Short problem: List each line holding the string "personalized".

Records for the exercise:

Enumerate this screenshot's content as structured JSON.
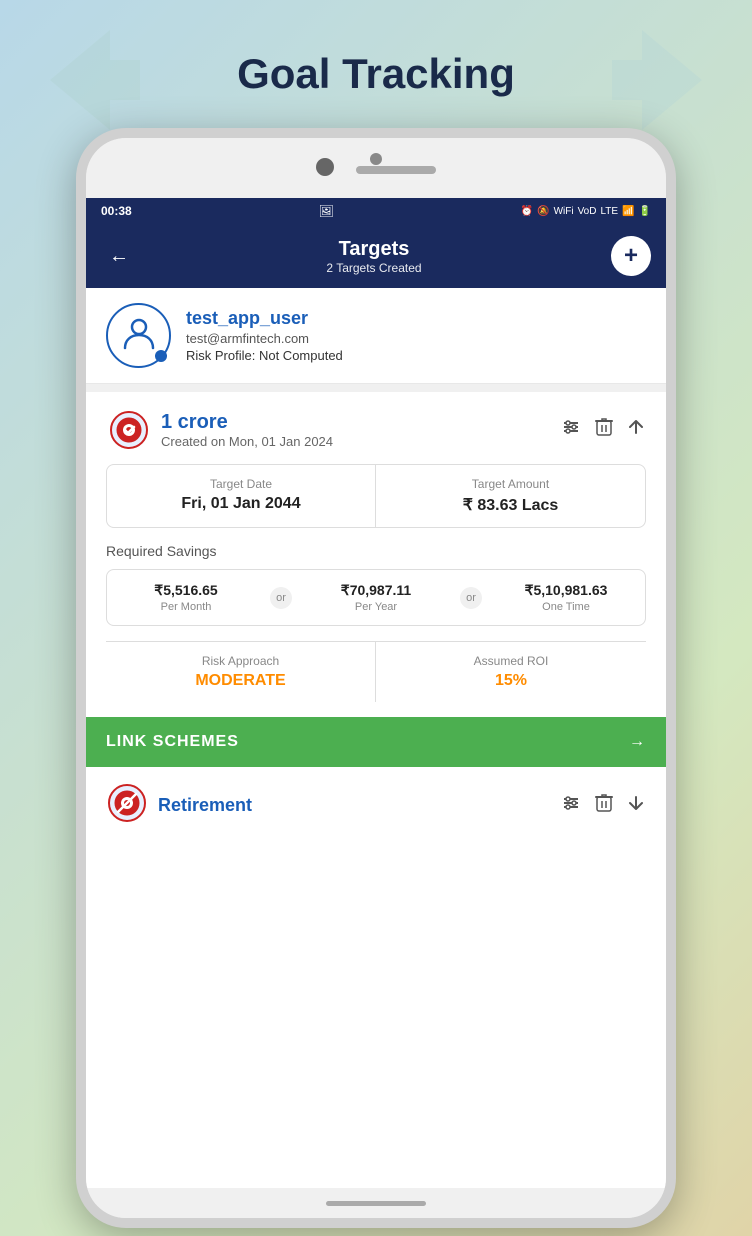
{
  "page": {
    "title": "Goal Tracking",
    "background_color": "#b8d8e8"
  },
  "status_bar": {
    "time": "00:38",
    "icons": [
      "📷",
      "🔕",
      "WiFi",
      "VoLTE",
      "Signal",
      "Battery"
    ]
  },
  "app_bar": {
    "title": "Targets",
    "subtitle": "2 Targets Created",
    "back_label": "←",
    "add_label": "+"
  },
  "user_profile": {
    "username": "test_app_user",
    "email": "test@armfintech.com",
    "risk_profile": "Risk Profile: Not Computed"
  },
  "goal_1": {
    "title": "1 crore",
    "created_date": "Created on Mon, 01 Jan 2024",
    "target_date_label": "Target Date",
    "target_date_value": "Fri, 01 Jan 2044",
    "target_amount_label": "Target Amount",
    "target_amount_value": "₹ 83.63 Lacs",
    "required_savings_label": "Required Savings",
    "per_month_amount": "₹5,516.65",
    "per_month_label": "Per Month",
    "per_year_amount": "₹70,987.11",
    "per_year_label": "Per Year",
    "one_time_amount": "₹5,10,981.63",
    "one_time_label": "One Time",
    "or_label": "or",
    "risk_approach_label": "Risk Approach",
    "risk_approach_value": "MODERATE",
    "assumed_roi_label": "Assumed ROI",
    "assumed_roi_value": "15%",
    "link_schemes_label": "LINK SCHEMES",
    "link_arrow": "→"
  },
  "goal_2": {
    "title": "Retirement",
    "action_icons": {
      "settings": "⊞",
      "delete": "🗑",
      "down": "↓"
    }
  },
  "icons": {
    "back": "←",
    "add": "+",
    "settings": "⊞",
    "delete": "🗑",
    "up": "↑",
    "down": "↓",
    "arrow_right": "→"
  }
}
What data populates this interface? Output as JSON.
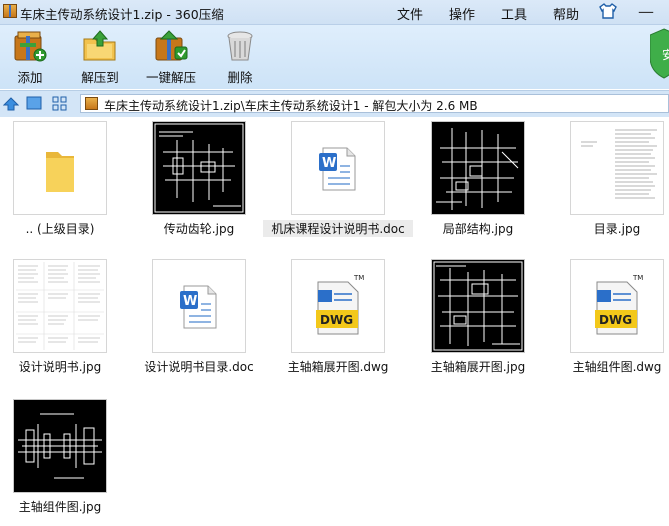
{
  "window": {
    "title": "车床主传动系统设计1.zip - 360压缩",
    "menu": [
      "文件",
      "操作",
      "工具",
      "帮助"
    ],
    "minimize_glyph": "—"
  },
  "toolbar": {
    "add": "添加",
    "extract_to": "解压到",
    "one_click_extract": "一键解压",
    "delete": "删除"
  },
  "address": {
    "path": "车床主传动系统设计1.zip\\车床主传动系统设计1 - 解包大小为 2.6 MB"
  },
  "files": [
    {
      "name": ".. (上级目录)",
      "kind": "folder",
      "icon": "folder-icon"
    },
    {
      "name": "传动齿轮.jpg",
      "kind": "jpg-dark",
      "icon": "image-thumbnail"
    },
    {
      "name": "机床课程设计说明书.doc",
      "kind": "doc",
      "icon": "word-doc-icon"
    },
    {
      "name": "局部结构.jpg",
      "kind": "jpg-dark",
      "icon": "image-thumbnail"
    },
    {
      "name": "目录.jpg",
      "kind": "jpg-doc",
      "icon": "image-thumbnail"
    },
    {
      "name": "设计说明书.jpg",
      "kind": "jpg-doc",
      "icon": "image-thumbnail"
    },
    {
      "name": "设计说明书目录.doc",
      "kind": "doc",
      "icon": "word-doc-icon"
    },
    {
      "name": "主轴箱展开图.dwg",
      "kind": "dwg",
      "icon": "dwg-file-icon"
    },
    {
      "name": "主轴箱展开图.jpg",
      "kind": "jpg-dark",
      "icon": "image-thumbnail"
    },
    {
      "name": "主轴组件图.dwg",
      "kind": "dwg",
      "icon": "dwg-file-icon"
    },
    {
      "name": "主轴组件图.jpg",
      "kind": "jpg-dark",
      "icon": "image-thumbnail"
    }
  ],
  "icons": {
    "doc_badge": "W",
    "dwg_badge": "DWG",
    "dwg_tm": "TM"
  },
  "colors": {
    "titlebar": "#d4e5f7",
    "toolbar": "#d6e8fa",
    "word_blue": "#2b6fc9",
    "dwg_yellow": "#f3c81a",
    "selected_label": "#ebebeb"
  }
}
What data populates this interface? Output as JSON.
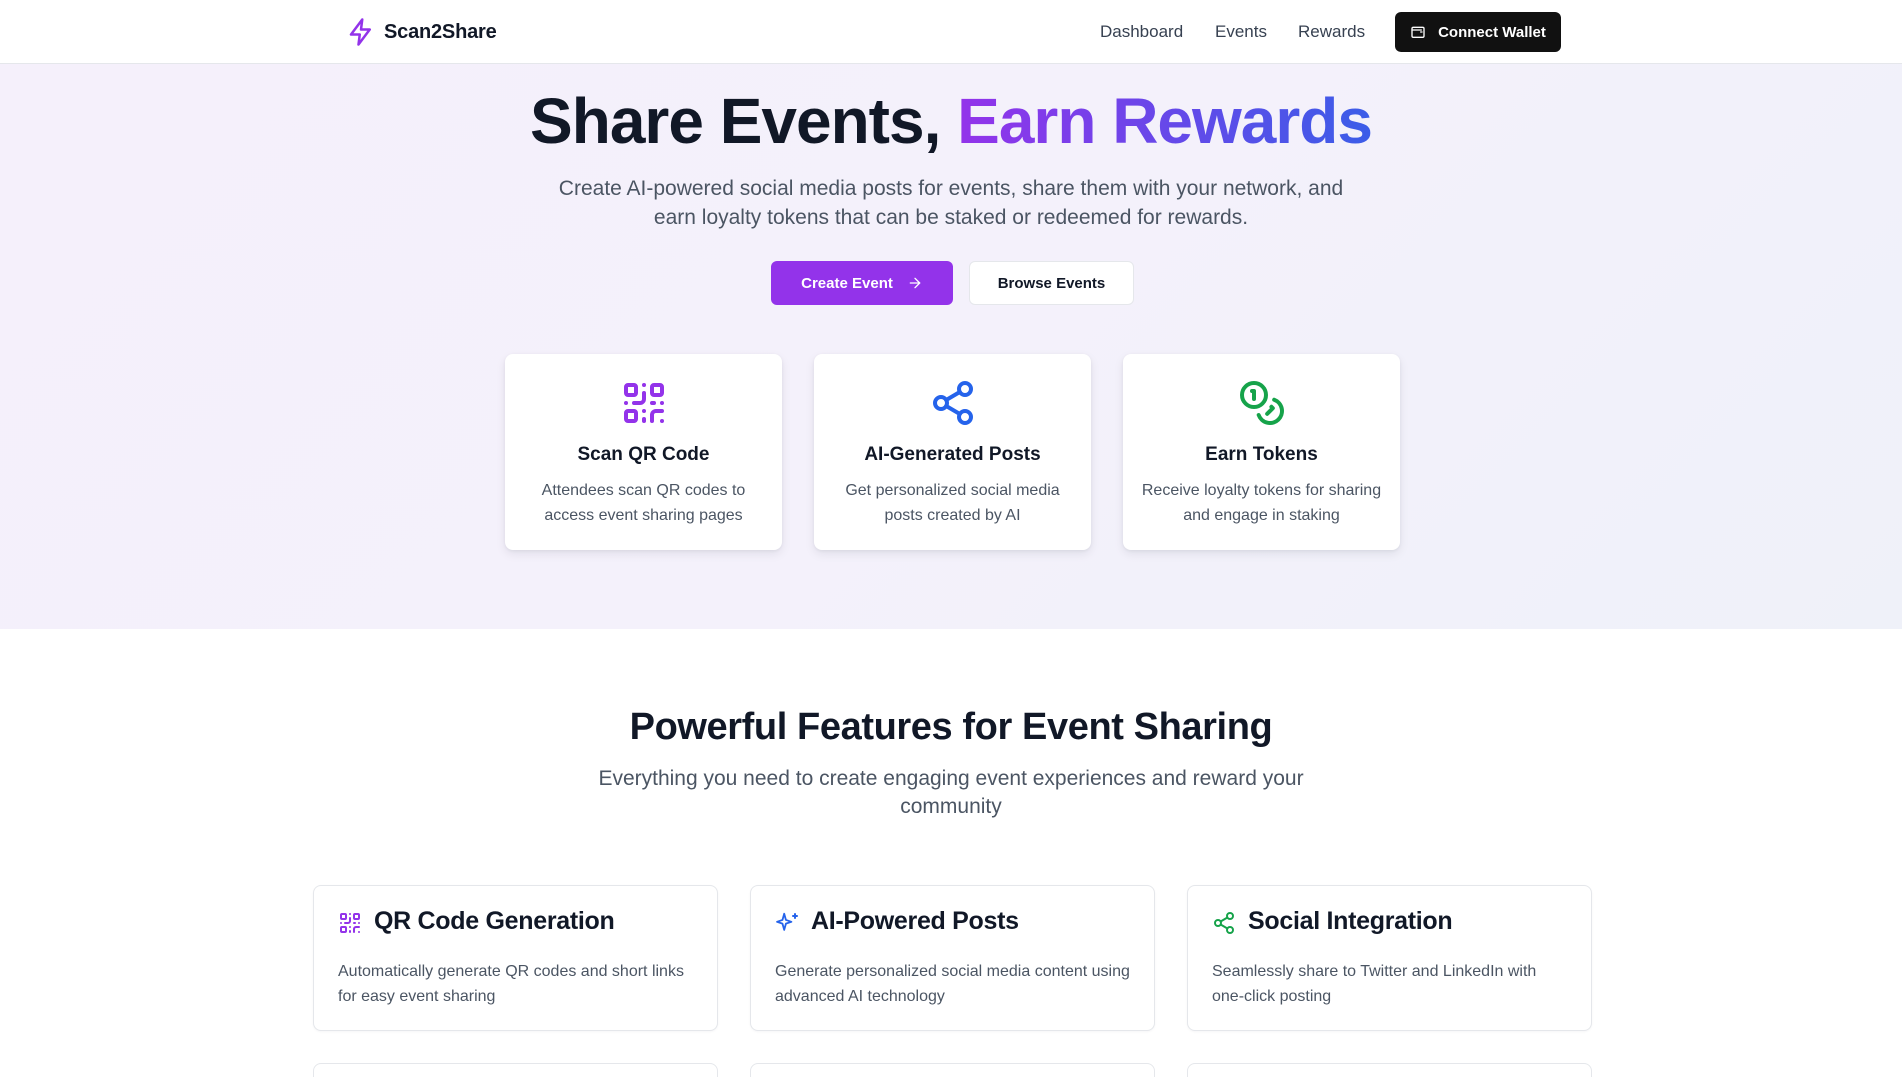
{
  "header": {
    "brand": "Scan2Share",
    "nav": [
      "Dashboard",
      "Events",
      "Rewards"
    ],
    "wallet_button": "Connect Wallet"
  },
  "hero": {
    "title_plain": "Share Events, ",
    "title_gradient": "Earn Rewards",
    "subtitle": "Create AI-powered social media posts for events, share them with your network, and earn loyalty tokens that can be staked or redeemed for rewards.",
    "primary_button": "Create Event",
    "secondary_button": "Browse Events",
    "steps": [
      {
        "icon": "qr-code-icon",
        "title": "Scan QR Code",
        "description": "Attendees scan QR codes to access event sharing pages",
        "color": "#9333ea"
      },
      {
        "icon": "share-icon",
        "title": "AI-Generated Posts",
        "description": "Get personalized social media posts created by AI",
        "color": "#2563eb"
      },
      {
        "icon": "coins-icon",
        "title": "Earn Tokens",
        "description": "Receive loyalty tokens for sharing and engage in staking",
        "color": "#16a34a"
      }
    ]
  },
  "features": {
    "title": "Powerful Features for Event Sharing",
    "subtitle": "Everything you need to create engaging event experiences and reward your community",
    "items": [
      {
        "icon": "qr-code-icon",
        "title": "QR Code Generation",
        "description": "Automatically generate QR codes and short links for easy event sharing",
        "color": "#9333ea"
      },
      {
        "icon": "sparkles-icon",
        "title": "AI-Powered Posts",
        "description": "Generate personalized social media content using advanced AI technology",
        "color": "#2563eb"
      },
      {
        "icon": "share-icon",
        "title": "Social Integration",
        "description": "Seamlessly share to Twitter and LinkedIn with one-click posting",
        "color": "#16a34a"
      }
    ]
  },
  "colors": {
    "accent_purple": "#9333ea",
    "accent_blue": "#2563eb",
    "accent_green": "#16a34a",
    "dark": "#111111"
  }
}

Written solution:
        "description": "Get personalized social media posts created by AI",
        "description": "Generate personalized social media content using advanced AI technology",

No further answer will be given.